*YOUR TASK:* Using the data below, copy every line that contains the word "Output".

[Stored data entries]

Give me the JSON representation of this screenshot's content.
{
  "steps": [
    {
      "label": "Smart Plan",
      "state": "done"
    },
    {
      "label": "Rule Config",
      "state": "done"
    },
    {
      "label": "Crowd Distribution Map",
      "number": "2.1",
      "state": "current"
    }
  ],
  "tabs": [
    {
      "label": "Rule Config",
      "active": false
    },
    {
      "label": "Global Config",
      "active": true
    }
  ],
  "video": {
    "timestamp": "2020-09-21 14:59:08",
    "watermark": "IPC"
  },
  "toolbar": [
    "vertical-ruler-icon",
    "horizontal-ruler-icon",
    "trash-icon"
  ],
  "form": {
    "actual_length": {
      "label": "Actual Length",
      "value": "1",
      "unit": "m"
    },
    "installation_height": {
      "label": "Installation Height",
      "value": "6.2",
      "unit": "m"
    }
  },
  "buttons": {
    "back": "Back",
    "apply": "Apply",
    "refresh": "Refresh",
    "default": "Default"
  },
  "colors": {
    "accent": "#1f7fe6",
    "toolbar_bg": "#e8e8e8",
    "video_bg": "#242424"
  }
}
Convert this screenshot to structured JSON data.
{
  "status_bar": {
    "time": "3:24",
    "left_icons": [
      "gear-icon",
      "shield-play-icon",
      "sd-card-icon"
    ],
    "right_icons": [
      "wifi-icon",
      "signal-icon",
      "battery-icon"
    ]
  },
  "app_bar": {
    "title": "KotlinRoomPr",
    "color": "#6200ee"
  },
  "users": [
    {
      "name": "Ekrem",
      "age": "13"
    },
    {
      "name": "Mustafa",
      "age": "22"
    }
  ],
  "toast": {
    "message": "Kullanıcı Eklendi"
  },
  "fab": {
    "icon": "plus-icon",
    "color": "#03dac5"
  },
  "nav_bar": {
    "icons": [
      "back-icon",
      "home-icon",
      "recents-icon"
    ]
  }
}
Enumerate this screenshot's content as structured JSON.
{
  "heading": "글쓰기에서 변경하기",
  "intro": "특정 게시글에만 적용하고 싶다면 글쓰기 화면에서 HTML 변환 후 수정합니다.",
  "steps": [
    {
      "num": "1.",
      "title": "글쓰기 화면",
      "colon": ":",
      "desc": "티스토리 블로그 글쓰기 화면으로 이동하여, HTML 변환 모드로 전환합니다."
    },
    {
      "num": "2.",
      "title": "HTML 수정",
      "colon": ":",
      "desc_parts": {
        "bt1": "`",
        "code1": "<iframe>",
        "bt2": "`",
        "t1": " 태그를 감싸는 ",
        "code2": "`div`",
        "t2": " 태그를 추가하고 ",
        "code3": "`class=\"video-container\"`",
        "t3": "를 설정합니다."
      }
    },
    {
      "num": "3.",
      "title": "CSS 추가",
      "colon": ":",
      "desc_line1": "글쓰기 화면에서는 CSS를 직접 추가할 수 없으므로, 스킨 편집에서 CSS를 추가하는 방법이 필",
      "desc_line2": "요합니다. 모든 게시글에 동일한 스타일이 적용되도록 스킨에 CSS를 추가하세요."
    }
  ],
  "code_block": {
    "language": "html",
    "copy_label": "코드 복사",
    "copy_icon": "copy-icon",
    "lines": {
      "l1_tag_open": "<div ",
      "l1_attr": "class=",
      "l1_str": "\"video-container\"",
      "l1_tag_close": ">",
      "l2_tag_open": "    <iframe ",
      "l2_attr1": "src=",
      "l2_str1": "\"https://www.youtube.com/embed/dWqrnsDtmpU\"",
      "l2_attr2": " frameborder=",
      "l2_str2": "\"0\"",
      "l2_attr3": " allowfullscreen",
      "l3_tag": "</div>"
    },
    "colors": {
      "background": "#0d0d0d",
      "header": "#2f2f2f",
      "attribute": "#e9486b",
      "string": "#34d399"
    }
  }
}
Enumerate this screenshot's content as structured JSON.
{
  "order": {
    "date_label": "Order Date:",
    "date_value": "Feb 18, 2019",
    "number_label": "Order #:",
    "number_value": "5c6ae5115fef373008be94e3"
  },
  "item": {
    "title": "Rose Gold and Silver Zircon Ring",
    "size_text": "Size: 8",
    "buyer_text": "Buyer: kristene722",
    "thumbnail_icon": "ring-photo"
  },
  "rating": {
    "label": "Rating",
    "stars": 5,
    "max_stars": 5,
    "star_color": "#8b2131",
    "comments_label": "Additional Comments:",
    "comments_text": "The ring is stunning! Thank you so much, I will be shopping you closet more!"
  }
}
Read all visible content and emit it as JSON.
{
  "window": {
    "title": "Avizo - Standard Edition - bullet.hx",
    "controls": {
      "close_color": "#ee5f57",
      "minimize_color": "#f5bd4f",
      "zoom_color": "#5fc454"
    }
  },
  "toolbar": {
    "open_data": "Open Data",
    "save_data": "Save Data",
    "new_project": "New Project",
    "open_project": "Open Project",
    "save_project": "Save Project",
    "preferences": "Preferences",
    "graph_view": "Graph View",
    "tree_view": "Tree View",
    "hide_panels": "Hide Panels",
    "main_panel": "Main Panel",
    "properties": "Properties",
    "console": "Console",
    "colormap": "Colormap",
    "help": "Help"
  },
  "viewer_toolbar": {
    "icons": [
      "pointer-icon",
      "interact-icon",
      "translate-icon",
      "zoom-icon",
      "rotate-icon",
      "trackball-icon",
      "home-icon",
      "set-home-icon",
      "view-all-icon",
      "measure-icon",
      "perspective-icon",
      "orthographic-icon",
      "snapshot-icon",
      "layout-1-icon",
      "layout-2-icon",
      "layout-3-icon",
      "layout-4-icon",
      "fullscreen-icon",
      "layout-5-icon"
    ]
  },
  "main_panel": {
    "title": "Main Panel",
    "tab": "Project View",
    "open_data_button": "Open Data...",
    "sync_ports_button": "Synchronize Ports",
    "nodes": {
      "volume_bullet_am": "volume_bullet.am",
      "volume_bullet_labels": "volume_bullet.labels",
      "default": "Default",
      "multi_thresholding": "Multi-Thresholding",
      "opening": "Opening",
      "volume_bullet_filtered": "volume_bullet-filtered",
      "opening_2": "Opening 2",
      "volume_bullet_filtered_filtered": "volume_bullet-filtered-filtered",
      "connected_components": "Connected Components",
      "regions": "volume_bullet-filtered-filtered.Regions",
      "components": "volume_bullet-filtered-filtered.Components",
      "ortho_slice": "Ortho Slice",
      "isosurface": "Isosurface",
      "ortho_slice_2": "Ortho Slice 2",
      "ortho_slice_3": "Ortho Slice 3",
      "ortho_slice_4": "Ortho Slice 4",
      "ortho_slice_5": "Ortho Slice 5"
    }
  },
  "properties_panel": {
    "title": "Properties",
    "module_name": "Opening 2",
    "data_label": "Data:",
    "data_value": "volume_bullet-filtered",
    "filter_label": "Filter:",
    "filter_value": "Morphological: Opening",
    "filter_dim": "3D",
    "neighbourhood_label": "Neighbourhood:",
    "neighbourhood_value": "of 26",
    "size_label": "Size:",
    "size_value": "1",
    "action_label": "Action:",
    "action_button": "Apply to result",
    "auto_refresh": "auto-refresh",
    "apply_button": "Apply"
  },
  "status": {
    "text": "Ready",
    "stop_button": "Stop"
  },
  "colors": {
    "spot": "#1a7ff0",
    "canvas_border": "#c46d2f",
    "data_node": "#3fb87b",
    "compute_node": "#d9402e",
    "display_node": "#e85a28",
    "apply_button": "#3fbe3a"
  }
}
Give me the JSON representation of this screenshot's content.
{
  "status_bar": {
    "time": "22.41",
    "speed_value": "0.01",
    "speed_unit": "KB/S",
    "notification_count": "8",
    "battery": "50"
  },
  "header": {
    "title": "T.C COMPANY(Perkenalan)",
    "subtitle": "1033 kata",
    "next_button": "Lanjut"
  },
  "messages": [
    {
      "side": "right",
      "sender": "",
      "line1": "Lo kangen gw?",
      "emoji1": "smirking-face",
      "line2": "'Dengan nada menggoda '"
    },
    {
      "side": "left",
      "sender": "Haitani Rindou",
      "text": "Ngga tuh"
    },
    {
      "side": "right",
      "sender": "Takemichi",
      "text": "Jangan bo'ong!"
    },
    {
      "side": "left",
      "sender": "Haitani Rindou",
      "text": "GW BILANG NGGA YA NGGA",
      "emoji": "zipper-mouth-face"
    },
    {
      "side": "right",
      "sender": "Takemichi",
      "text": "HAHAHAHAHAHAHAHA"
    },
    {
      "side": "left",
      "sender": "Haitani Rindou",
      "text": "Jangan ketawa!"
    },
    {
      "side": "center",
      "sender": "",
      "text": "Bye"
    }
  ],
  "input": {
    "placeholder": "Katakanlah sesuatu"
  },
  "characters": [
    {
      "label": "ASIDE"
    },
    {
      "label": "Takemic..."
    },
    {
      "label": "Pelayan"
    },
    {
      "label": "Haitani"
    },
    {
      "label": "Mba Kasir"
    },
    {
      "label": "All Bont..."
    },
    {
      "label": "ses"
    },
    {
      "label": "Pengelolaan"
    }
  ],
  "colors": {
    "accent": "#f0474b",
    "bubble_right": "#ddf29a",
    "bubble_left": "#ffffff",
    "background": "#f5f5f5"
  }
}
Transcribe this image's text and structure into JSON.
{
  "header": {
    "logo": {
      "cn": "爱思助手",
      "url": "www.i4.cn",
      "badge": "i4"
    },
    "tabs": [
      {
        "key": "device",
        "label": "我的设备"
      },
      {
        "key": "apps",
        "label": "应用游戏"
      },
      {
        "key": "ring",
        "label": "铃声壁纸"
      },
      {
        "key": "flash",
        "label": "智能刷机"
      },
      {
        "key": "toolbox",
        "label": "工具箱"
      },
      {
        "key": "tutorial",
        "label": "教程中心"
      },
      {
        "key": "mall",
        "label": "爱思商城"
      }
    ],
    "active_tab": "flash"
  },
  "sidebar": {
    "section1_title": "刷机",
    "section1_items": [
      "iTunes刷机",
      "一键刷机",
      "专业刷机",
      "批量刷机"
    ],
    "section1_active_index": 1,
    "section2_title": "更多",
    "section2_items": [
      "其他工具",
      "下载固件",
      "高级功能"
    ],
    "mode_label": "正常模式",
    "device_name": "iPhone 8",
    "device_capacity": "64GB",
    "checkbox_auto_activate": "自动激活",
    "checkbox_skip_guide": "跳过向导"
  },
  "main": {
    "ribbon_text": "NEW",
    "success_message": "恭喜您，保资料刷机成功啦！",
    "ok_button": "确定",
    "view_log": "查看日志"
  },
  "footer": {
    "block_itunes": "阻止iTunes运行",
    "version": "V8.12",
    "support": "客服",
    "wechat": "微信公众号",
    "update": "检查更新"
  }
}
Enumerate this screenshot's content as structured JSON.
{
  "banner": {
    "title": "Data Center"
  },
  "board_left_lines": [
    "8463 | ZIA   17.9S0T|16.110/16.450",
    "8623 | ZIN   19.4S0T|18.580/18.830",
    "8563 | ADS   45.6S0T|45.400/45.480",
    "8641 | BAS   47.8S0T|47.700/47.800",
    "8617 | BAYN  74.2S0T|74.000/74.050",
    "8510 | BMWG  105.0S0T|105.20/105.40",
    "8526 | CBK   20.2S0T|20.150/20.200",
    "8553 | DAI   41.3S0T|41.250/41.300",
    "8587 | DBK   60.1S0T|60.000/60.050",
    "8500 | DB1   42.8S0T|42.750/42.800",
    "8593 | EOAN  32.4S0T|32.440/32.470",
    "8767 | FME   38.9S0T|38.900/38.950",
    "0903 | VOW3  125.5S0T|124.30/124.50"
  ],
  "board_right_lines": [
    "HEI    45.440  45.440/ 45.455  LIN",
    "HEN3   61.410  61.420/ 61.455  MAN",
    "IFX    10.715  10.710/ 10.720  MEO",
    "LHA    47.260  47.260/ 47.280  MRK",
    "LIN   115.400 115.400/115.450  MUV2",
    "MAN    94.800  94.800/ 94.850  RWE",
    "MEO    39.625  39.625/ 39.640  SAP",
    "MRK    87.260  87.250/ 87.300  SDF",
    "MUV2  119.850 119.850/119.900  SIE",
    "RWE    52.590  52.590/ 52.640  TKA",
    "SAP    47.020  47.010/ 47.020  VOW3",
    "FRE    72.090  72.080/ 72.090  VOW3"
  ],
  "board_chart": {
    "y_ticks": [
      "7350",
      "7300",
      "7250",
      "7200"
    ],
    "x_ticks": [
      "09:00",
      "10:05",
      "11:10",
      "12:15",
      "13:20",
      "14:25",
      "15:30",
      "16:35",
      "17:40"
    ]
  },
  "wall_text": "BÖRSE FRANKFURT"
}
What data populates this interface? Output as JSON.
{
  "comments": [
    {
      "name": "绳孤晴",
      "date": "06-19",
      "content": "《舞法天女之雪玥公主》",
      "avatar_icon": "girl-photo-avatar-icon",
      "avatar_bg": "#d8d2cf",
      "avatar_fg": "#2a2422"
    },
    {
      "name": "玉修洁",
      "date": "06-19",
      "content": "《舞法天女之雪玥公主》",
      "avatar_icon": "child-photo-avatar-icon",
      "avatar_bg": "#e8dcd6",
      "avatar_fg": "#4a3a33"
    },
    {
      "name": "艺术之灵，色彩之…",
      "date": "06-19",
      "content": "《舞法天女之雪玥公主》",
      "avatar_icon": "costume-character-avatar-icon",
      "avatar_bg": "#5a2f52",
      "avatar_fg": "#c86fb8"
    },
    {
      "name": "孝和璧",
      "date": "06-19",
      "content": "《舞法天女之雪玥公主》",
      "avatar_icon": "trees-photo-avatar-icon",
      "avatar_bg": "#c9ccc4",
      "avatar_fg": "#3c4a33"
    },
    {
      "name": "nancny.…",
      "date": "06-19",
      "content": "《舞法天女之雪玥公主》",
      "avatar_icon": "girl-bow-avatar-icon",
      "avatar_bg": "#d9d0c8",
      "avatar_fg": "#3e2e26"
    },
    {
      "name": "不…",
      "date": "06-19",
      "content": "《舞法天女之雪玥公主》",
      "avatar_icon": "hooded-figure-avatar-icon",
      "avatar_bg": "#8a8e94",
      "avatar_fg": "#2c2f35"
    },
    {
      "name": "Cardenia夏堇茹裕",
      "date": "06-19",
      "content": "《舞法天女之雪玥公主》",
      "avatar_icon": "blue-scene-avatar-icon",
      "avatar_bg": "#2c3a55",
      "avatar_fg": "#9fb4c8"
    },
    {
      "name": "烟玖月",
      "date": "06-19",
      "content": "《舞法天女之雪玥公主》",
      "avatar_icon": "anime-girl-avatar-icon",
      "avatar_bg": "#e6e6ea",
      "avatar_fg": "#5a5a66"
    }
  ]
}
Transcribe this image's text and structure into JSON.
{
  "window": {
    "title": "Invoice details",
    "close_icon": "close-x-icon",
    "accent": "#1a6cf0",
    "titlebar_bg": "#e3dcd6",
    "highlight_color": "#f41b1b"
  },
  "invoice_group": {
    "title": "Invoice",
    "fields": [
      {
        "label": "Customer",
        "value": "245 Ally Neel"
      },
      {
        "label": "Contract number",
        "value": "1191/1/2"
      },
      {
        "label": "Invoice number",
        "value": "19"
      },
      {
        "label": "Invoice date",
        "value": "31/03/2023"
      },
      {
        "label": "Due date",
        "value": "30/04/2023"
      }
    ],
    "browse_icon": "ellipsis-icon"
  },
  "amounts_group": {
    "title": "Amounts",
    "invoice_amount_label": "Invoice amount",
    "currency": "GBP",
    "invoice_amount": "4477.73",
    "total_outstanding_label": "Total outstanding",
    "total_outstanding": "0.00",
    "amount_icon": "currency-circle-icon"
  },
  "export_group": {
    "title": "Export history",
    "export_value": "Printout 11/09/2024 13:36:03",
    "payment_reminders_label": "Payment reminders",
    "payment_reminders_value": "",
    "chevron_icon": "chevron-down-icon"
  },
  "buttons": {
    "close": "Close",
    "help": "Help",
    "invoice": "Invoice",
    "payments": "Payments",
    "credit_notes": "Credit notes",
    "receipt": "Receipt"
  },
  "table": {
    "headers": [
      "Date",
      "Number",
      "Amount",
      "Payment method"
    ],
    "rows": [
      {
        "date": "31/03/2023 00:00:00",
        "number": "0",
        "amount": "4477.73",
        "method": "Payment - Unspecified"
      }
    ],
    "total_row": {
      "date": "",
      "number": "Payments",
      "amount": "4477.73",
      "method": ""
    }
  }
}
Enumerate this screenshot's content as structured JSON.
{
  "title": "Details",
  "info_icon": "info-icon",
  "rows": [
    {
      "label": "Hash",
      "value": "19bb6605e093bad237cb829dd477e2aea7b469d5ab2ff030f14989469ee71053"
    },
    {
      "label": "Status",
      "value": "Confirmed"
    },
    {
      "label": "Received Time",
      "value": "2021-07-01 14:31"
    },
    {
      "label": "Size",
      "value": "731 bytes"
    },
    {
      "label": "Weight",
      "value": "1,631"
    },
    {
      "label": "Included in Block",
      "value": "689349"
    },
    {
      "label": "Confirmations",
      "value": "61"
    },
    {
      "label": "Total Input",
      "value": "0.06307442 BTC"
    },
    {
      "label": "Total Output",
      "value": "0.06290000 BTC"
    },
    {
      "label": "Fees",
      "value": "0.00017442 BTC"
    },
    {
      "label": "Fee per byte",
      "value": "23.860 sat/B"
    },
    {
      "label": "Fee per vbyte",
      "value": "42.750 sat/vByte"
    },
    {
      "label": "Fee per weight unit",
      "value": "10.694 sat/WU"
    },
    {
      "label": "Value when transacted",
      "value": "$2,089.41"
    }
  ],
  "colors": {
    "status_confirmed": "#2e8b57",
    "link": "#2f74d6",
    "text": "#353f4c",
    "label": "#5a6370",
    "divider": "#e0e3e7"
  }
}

*RESPONSE:*
What data populates this interface? Output as JSON.
      "label": "Total Output",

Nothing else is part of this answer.